Task objective: Lines holding the string "color" are the ones to copy; find them all in the data.

********

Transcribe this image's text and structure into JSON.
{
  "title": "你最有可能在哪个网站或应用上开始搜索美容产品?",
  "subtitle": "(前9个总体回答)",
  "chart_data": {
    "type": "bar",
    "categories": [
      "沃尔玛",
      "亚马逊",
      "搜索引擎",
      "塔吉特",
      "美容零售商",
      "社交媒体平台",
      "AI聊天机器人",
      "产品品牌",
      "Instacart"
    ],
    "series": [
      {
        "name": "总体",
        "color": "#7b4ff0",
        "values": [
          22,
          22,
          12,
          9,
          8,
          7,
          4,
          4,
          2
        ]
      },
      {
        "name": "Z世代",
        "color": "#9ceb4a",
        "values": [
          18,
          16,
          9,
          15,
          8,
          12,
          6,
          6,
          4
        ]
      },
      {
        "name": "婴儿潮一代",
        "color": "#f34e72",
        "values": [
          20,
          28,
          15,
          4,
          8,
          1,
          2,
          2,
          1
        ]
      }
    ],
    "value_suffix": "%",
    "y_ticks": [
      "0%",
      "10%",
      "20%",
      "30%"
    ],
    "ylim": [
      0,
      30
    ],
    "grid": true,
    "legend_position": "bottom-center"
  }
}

********

Exercise solution:
        "color": "#7b4ff0",
        "color": "#9ceb4a",
        "color": "#f34e72",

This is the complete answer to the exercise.